>>>>

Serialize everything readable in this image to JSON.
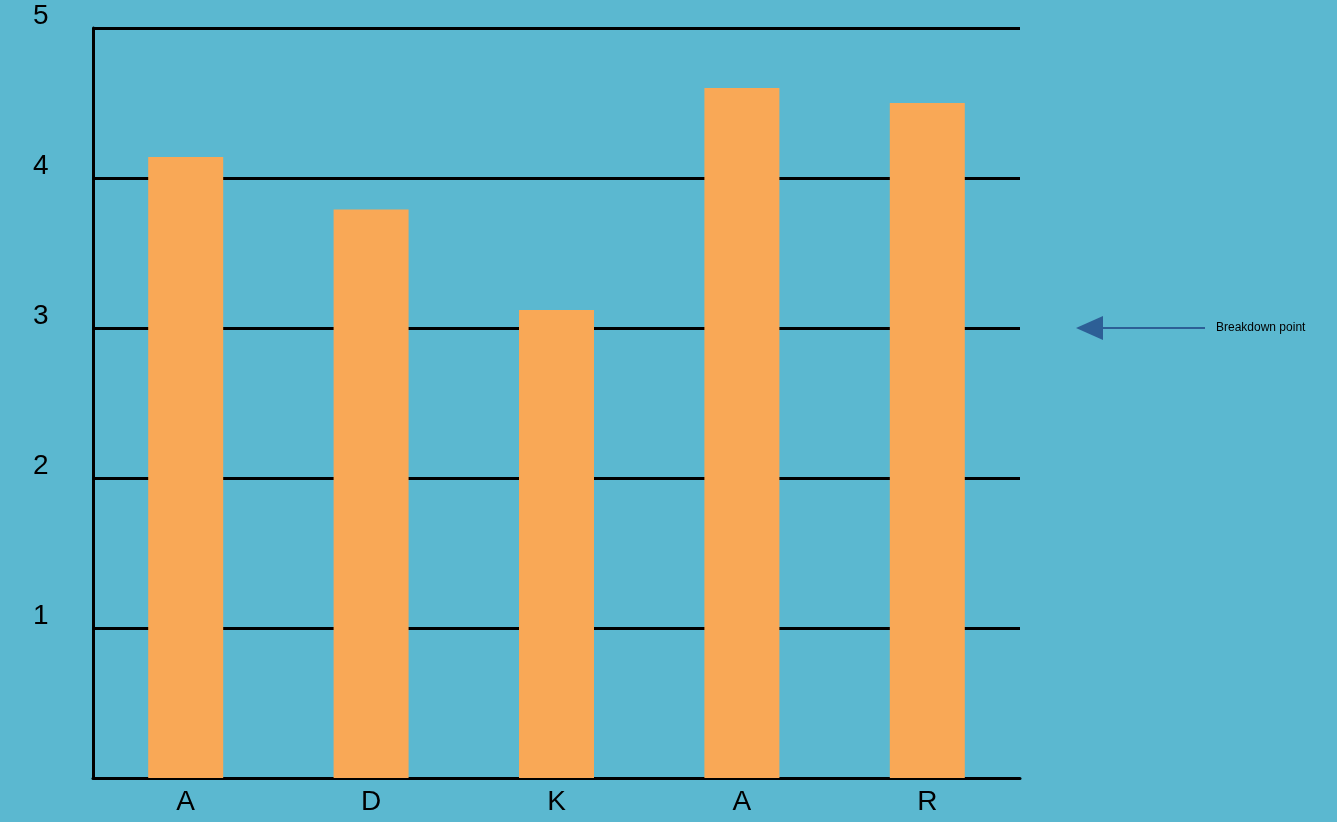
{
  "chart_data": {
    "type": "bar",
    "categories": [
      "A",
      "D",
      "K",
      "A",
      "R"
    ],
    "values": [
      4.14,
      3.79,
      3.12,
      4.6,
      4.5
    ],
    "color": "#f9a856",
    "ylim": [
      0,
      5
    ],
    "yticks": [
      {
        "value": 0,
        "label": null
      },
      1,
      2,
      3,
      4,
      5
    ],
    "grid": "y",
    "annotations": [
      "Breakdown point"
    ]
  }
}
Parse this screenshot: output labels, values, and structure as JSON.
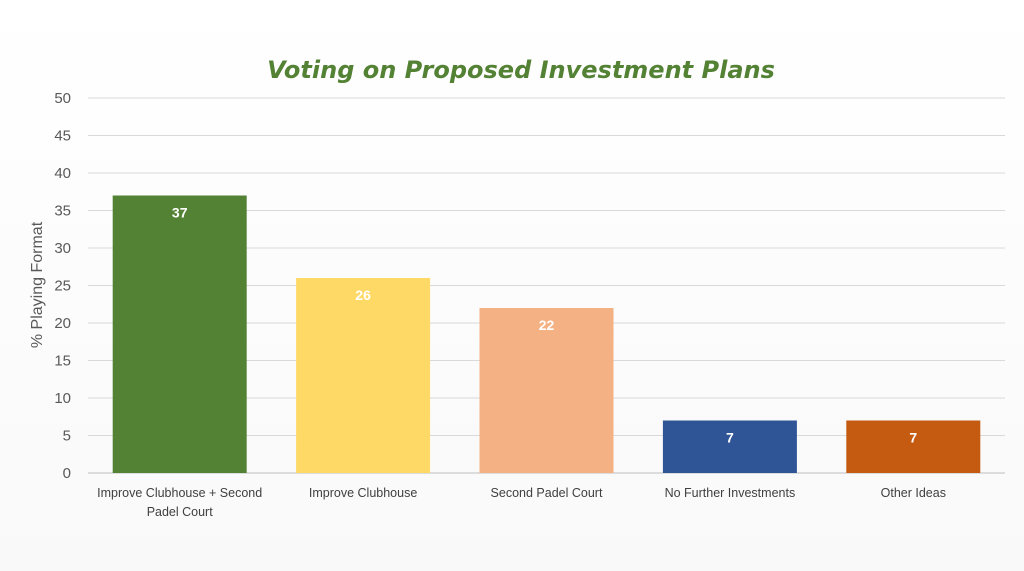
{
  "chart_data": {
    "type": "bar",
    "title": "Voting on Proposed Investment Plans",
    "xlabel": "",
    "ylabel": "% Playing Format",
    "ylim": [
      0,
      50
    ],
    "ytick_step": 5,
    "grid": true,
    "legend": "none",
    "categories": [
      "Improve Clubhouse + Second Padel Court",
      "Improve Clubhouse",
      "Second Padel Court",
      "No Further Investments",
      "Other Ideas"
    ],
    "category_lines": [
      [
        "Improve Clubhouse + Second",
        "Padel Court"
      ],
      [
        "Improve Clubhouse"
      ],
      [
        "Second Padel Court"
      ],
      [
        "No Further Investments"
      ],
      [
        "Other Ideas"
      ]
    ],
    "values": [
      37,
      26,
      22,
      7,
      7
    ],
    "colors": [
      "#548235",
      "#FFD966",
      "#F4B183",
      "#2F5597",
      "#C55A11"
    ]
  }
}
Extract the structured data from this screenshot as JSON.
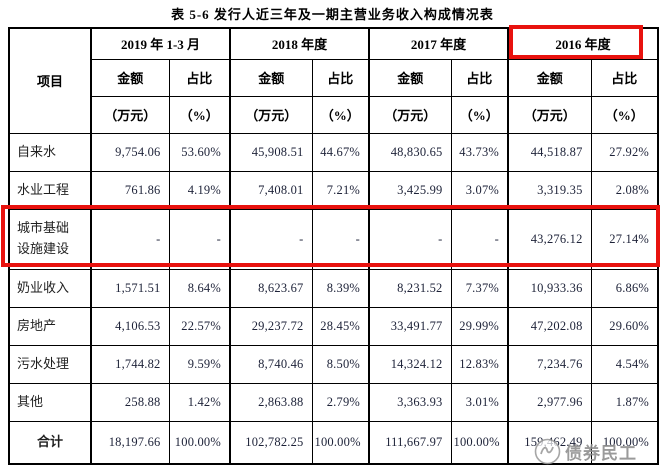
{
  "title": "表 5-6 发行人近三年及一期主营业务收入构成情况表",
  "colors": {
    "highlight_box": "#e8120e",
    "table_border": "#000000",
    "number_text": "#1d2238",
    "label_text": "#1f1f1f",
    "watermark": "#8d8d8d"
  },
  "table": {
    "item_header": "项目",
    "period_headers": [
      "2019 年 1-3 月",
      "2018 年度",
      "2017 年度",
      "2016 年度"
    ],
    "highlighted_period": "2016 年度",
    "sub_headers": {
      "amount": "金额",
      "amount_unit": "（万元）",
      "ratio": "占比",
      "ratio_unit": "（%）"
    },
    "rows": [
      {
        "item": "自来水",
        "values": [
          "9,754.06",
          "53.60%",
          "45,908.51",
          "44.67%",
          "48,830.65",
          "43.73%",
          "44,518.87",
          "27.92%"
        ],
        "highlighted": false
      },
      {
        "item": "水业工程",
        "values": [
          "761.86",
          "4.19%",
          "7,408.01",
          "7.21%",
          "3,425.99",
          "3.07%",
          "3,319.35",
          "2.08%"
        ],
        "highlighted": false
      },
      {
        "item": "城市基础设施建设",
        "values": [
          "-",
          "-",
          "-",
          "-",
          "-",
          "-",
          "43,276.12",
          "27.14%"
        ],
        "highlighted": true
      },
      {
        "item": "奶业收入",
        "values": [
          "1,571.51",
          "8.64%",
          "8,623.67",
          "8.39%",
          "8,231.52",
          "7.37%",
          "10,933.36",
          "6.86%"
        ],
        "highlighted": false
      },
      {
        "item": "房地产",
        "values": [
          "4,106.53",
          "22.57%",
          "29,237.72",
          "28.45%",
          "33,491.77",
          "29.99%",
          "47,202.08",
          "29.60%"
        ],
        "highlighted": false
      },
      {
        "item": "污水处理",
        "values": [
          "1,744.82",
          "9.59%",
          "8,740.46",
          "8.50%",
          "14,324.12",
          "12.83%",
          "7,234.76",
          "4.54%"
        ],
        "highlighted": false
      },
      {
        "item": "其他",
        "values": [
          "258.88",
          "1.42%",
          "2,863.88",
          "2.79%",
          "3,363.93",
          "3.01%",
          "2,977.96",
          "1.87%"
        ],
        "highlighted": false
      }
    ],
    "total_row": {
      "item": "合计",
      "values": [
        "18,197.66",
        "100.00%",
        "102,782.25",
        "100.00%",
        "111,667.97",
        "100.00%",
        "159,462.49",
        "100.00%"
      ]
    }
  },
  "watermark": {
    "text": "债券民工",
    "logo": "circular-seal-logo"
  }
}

<<<<

Which lines contain the word "Second"? Return each of them.

      "Improve Clubhouse + Second Padel Court",
      "Second Padel Court",
        "Improve Clubhouse + Second",
        "Second Padel Court"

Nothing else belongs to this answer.